↓↓↓
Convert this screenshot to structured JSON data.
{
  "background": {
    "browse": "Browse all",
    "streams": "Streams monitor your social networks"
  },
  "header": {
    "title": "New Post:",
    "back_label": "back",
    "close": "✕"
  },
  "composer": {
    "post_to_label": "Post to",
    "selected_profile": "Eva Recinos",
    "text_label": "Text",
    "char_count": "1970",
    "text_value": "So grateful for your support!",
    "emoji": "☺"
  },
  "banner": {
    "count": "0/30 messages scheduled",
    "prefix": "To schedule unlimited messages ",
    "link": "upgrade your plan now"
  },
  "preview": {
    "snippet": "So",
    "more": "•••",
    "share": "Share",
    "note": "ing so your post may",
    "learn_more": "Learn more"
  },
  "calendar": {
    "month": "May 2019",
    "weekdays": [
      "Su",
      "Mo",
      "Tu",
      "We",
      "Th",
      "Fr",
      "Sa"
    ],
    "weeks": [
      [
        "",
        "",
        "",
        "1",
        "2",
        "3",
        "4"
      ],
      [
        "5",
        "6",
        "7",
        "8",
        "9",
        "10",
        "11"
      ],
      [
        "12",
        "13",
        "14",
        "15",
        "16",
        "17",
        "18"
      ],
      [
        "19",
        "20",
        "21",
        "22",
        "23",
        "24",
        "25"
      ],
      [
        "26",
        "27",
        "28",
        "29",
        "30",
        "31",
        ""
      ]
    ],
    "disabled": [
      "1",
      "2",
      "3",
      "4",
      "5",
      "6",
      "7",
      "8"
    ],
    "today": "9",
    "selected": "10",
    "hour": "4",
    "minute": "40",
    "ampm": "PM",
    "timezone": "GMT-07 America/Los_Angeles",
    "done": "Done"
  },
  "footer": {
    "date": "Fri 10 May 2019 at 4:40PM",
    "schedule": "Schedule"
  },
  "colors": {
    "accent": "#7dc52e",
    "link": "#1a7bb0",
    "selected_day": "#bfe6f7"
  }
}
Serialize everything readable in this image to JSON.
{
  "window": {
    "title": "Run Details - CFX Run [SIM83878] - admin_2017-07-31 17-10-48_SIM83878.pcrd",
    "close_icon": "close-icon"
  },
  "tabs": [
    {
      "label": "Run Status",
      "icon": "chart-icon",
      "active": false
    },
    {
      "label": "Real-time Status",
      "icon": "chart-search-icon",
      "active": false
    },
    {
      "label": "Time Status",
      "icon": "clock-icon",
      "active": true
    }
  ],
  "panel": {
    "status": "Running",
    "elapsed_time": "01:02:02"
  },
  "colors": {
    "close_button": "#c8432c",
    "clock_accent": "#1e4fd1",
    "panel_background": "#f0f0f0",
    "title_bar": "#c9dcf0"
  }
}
↑↑↑
↓↓↓
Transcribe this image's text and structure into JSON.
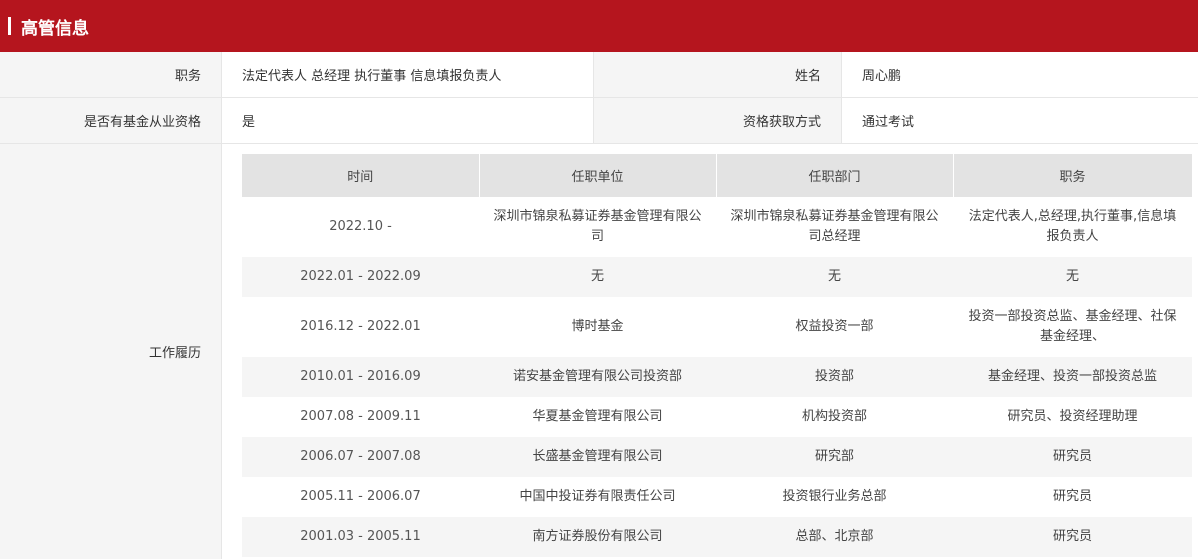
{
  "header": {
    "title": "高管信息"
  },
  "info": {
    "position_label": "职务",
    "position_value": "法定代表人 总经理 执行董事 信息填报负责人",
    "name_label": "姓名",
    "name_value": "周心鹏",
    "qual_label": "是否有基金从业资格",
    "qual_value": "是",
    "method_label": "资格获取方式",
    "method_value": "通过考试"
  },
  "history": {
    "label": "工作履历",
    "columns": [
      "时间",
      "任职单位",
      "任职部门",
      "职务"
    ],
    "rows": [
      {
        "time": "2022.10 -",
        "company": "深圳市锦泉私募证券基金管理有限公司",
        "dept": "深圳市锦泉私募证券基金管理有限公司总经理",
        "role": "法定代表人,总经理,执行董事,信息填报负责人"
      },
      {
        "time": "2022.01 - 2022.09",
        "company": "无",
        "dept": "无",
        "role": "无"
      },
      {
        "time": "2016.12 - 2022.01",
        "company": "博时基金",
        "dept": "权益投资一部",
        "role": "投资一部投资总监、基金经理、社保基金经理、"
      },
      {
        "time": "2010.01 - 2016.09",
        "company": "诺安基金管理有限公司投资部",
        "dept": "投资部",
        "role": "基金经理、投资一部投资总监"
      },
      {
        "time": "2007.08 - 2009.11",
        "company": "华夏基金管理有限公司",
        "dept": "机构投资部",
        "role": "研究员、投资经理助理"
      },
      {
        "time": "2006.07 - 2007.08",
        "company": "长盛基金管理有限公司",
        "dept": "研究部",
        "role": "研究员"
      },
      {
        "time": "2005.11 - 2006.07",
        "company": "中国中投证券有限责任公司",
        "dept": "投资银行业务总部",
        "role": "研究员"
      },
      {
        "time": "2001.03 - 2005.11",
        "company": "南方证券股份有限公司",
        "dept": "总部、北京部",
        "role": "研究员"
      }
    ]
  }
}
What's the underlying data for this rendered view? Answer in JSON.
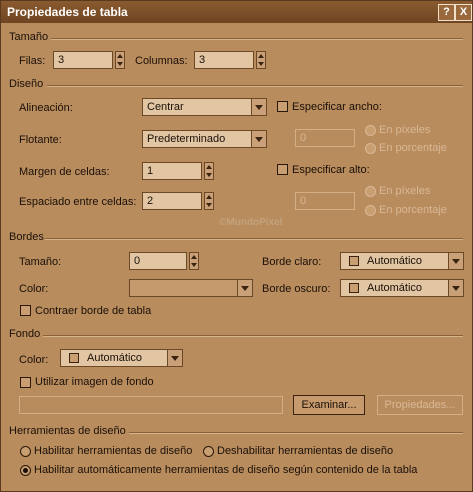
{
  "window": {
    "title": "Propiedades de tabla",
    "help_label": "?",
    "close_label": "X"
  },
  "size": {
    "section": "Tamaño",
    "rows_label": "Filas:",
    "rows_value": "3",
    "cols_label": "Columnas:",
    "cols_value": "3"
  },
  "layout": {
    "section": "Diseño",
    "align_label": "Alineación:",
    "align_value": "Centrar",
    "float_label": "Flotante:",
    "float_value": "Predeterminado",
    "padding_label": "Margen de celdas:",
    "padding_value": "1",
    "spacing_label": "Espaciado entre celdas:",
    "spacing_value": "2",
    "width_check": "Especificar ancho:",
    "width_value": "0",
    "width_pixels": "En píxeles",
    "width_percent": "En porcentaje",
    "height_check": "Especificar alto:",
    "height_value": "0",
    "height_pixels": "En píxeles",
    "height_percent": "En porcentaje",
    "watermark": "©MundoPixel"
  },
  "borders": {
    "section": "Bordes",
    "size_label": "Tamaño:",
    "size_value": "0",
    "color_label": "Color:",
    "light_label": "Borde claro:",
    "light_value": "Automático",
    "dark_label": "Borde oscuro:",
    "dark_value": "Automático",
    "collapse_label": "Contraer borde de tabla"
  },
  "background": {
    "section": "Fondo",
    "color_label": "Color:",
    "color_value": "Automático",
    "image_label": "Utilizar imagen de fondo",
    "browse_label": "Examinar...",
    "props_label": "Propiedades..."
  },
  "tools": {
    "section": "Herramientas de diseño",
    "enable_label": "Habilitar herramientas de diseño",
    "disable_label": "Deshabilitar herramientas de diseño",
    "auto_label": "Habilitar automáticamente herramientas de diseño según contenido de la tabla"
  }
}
↑↑↑
↓↓↓
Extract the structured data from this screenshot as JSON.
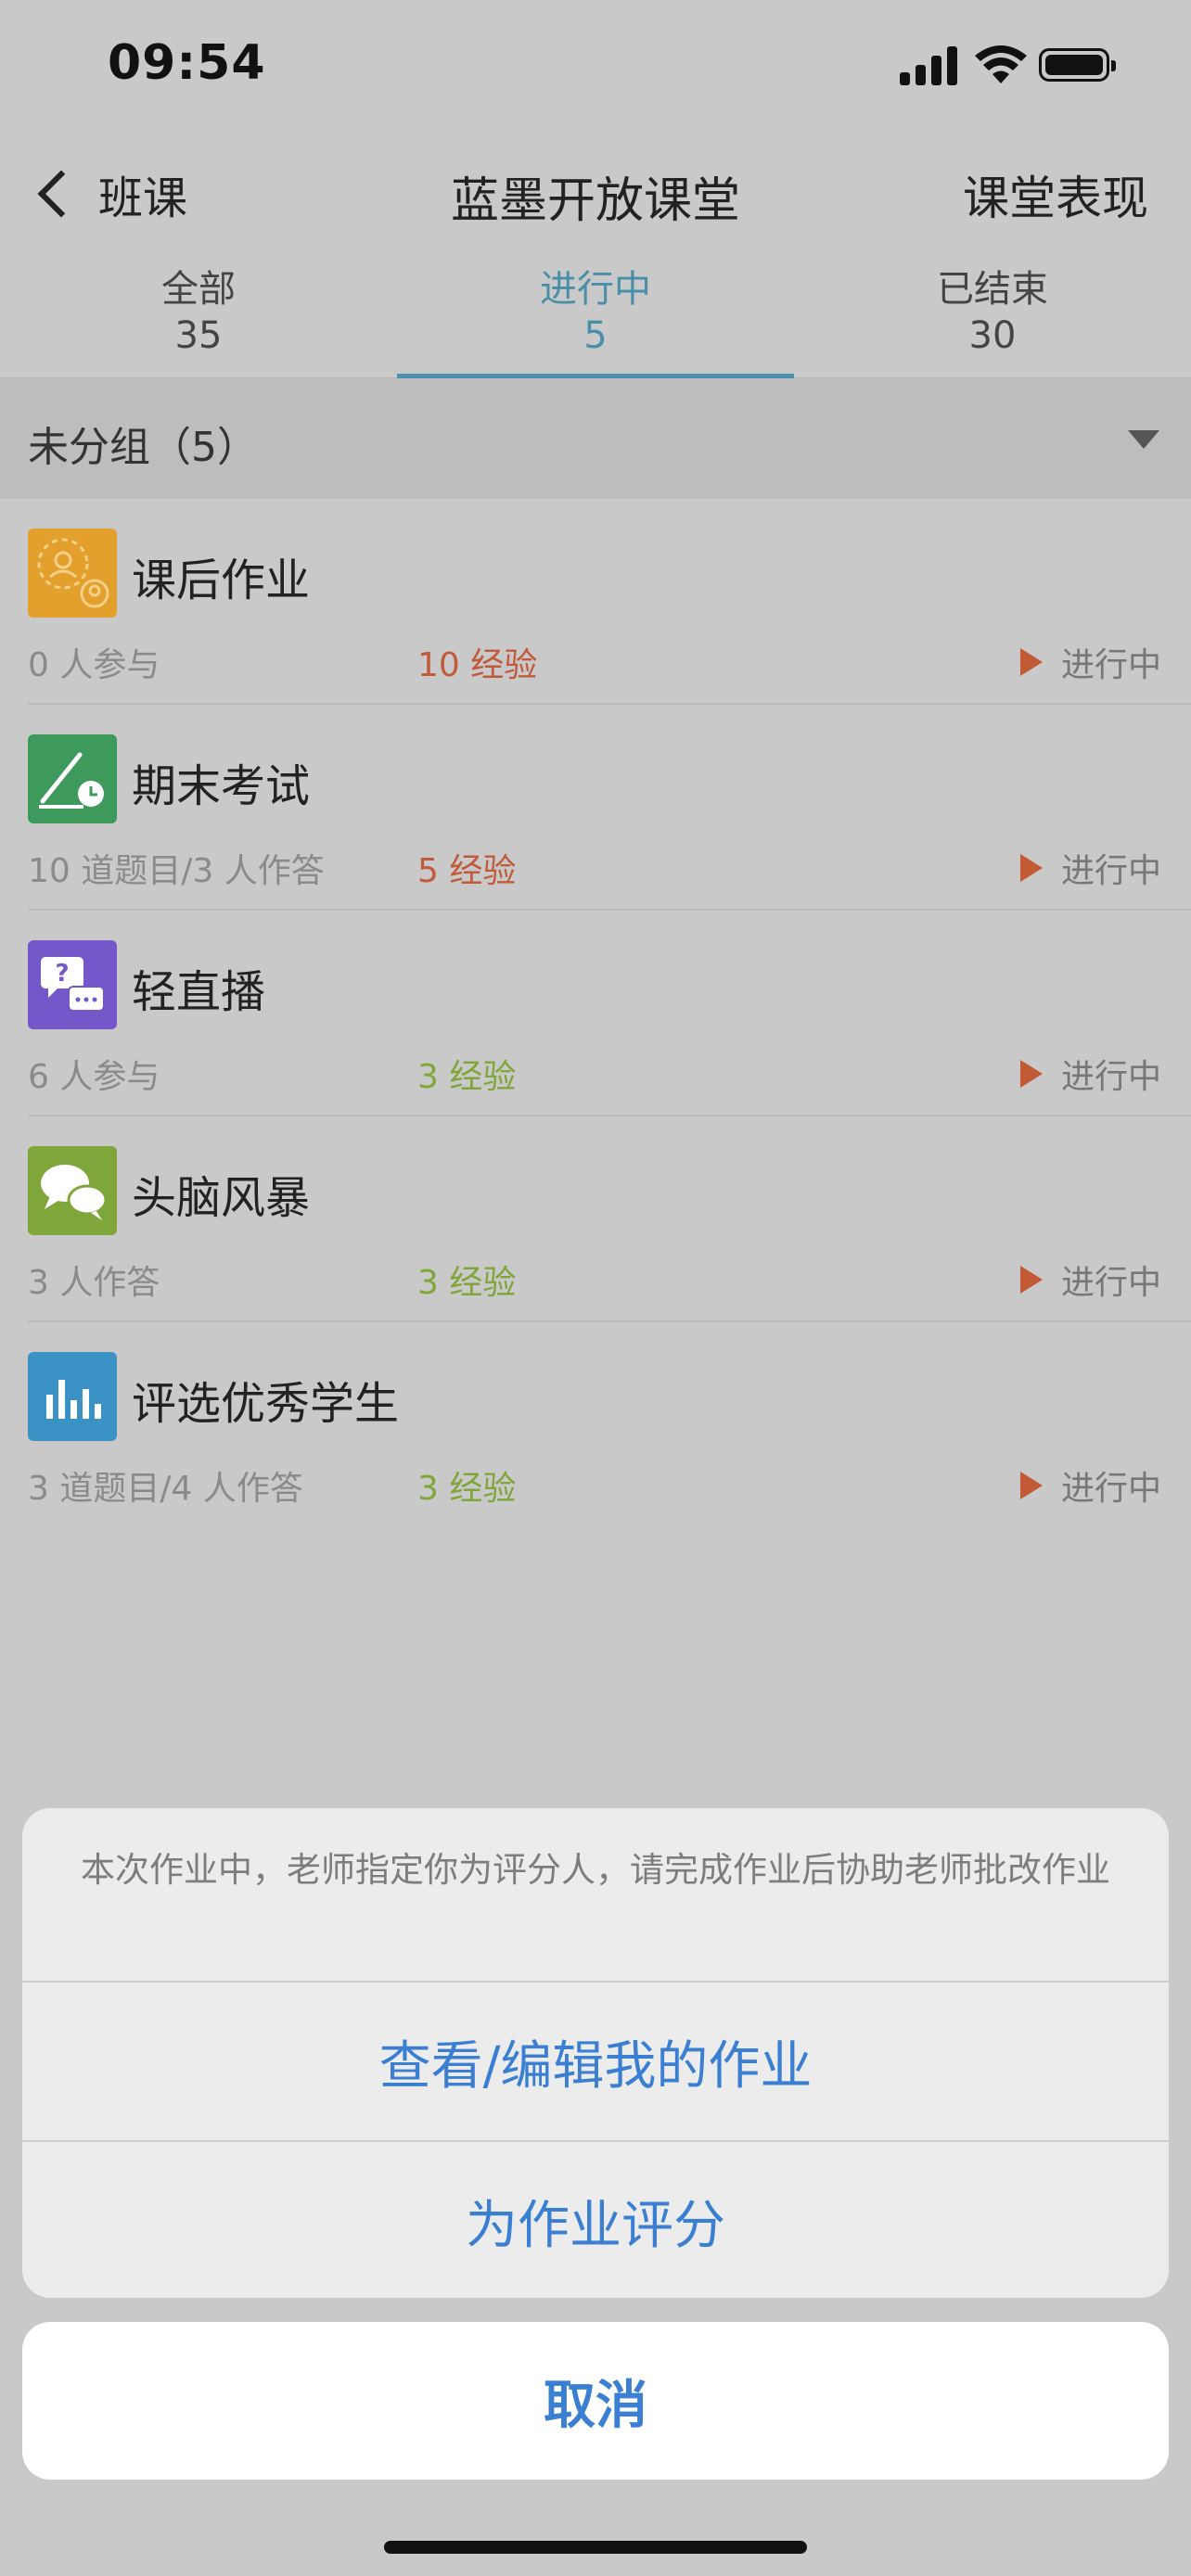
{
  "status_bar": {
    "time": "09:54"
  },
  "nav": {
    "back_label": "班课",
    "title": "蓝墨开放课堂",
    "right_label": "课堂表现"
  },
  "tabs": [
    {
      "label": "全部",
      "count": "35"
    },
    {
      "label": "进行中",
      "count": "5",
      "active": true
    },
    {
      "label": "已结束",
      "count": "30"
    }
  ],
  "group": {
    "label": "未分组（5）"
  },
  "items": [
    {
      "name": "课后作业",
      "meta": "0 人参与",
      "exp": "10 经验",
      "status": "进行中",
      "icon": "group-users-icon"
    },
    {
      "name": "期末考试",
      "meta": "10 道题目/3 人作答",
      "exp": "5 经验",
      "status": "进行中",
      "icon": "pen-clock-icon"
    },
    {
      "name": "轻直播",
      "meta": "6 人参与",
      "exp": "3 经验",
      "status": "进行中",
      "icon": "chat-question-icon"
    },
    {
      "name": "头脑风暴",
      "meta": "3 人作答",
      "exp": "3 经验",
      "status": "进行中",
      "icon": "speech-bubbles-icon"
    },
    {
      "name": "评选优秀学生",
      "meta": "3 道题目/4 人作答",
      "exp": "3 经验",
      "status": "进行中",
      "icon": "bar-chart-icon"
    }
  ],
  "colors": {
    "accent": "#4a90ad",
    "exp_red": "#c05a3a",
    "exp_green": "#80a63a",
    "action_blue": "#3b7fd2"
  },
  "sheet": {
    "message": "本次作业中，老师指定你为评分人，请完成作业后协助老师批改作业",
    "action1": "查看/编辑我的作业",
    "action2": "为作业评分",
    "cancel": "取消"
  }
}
↑↑↑
Exercise brief
Identify each line of the material where the word "Propiedades" shows up, and copy it.

Solution below
    "title": "Propiedades de tabla",
    "props_label": "Propiedades..."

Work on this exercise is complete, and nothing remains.